* Task goal: Which lines hold the word "fxexchangerate"? Copy each one.

Items from a data source:
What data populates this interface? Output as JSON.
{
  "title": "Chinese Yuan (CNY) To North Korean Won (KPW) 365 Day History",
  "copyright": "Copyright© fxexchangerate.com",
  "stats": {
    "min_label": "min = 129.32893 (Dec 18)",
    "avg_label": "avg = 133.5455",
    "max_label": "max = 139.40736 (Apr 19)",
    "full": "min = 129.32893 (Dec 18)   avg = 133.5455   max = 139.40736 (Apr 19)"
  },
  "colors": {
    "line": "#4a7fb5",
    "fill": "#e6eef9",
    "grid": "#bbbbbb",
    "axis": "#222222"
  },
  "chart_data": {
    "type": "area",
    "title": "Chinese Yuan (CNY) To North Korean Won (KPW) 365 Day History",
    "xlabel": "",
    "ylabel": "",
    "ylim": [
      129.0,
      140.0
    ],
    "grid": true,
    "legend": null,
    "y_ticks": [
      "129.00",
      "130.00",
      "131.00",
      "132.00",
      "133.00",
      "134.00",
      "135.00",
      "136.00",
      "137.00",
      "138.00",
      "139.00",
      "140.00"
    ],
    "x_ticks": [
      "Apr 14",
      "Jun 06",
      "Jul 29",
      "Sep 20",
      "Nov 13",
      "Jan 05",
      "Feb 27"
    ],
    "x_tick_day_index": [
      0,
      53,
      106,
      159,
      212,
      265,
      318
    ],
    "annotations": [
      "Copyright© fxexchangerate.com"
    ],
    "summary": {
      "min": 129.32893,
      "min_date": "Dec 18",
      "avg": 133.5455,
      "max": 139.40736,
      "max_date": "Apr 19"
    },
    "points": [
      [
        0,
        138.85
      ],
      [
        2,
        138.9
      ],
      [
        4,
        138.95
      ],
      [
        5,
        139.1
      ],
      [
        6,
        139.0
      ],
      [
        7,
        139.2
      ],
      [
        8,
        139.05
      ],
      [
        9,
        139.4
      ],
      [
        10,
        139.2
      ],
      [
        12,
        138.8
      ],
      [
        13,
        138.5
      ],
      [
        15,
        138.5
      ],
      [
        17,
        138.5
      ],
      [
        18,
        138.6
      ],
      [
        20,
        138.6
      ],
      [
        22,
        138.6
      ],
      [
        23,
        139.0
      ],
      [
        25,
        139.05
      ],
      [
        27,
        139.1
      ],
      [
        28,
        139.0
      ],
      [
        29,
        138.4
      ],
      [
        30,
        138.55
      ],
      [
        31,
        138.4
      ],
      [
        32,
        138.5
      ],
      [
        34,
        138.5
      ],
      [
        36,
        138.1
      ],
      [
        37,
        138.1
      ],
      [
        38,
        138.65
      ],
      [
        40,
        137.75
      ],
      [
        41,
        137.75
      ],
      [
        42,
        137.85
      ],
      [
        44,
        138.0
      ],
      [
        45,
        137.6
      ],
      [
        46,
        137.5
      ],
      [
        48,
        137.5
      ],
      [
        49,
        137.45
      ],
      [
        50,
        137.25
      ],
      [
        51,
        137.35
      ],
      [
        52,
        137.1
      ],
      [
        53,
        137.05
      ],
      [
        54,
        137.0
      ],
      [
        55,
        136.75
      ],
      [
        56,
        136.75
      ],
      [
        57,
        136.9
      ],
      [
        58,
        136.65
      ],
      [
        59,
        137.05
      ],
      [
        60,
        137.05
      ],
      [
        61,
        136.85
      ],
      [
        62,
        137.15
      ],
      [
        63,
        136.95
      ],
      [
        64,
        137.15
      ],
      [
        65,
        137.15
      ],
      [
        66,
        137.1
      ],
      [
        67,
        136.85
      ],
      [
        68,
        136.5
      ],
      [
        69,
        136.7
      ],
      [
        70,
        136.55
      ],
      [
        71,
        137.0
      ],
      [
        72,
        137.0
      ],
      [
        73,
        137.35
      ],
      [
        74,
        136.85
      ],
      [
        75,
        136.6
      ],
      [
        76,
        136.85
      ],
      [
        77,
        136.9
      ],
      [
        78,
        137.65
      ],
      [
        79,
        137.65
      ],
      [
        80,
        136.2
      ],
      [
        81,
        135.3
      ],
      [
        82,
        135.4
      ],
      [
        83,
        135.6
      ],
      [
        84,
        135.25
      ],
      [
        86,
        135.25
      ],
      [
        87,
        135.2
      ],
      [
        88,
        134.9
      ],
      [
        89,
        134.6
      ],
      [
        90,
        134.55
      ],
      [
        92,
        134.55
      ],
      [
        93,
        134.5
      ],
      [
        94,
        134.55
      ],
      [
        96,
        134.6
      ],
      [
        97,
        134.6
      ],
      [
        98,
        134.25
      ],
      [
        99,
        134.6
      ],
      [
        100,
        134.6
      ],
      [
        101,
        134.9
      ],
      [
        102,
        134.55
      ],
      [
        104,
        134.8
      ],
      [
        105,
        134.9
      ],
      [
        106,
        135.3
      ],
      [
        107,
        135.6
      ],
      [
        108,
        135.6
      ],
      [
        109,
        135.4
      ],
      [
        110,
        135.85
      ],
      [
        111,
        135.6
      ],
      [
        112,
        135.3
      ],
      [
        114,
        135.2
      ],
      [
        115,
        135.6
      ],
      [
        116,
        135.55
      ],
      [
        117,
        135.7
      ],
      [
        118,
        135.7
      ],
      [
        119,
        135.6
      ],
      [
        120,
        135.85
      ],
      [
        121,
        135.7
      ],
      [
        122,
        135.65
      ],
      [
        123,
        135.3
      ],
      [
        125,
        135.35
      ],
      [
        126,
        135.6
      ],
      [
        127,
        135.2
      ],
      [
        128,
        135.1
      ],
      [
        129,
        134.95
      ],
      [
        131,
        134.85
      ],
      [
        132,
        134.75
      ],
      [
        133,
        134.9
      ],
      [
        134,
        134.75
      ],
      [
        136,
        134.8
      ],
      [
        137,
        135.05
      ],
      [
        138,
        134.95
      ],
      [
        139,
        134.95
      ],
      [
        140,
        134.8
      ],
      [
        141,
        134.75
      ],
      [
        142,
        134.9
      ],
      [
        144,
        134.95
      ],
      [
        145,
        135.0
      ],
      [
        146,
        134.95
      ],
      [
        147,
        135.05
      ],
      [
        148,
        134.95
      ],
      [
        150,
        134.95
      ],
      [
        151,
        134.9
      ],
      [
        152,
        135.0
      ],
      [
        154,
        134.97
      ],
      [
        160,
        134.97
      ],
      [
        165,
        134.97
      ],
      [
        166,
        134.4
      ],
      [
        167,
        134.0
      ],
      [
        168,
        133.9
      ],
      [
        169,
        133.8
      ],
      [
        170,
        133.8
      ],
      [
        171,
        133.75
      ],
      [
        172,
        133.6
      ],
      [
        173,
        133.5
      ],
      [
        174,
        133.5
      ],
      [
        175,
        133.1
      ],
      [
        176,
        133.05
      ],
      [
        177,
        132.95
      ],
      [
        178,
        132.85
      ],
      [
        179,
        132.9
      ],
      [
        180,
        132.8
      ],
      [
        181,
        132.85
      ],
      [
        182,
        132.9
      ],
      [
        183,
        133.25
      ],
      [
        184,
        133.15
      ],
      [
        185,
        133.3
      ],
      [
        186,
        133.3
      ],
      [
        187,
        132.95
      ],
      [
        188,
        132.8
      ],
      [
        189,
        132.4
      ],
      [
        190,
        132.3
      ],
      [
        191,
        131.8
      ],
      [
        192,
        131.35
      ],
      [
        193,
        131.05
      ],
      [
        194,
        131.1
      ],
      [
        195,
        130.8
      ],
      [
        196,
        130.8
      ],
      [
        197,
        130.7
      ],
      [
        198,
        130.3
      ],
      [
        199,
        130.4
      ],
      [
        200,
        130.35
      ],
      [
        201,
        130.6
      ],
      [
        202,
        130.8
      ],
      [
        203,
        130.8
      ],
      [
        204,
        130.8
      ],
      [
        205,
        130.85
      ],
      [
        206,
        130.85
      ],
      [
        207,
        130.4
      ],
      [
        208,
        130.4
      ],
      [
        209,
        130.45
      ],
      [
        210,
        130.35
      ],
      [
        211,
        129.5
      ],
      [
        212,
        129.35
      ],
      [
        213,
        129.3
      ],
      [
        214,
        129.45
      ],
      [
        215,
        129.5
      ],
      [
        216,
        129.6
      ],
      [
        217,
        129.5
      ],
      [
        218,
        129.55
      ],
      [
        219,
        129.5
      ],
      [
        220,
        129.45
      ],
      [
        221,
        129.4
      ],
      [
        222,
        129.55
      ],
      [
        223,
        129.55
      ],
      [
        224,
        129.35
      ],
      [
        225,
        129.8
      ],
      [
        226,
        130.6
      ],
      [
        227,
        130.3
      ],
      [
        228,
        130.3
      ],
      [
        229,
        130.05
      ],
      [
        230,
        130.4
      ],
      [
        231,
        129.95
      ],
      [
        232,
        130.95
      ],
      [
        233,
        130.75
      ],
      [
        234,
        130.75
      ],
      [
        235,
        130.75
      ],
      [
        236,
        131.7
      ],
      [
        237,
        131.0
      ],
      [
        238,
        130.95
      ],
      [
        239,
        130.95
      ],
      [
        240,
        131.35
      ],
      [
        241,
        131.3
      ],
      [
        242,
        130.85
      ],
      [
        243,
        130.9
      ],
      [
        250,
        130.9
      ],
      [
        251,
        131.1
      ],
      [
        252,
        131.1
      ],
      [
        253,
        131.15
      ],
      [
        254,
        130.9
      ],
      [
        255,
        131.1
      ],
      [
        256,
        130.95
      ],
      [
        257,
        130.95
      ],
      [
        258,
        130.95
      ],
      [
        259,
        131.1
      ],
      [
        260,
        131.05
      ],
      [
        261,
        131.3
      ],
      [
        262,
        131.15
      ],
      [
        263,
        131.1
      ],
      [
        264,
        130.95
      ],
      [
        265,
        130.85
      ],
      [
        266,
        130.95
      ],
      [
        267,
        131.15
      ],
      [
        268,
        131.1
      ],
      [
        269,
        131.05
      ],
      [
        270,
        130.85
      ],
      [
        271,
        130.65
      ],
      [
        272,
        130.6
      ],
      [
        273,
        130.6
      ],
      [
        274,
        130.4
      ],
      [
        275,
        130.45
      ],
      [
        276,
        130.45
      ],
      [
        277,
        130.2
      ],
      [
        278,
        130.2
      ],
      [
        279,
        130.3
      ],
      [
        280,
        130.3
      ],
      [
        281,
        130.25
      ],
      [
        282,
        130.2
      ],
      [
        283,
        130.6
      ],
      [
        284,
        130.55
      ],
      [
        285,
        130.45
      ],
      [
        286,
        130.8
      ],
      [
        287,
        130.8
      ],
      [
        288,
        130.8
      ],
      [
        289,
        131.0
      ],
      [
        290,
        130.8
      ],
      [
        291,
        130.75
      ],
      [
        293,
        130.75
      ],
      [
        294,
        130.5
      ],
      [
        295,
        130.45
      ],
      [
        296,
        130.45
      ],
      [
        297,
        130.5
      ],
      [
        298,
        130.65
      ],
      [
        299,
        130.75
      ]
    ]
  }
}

* Exercise result:
  "copyright": "Copyright© fxexchangerate.com",
      "Copyright© fxexchangerate.com"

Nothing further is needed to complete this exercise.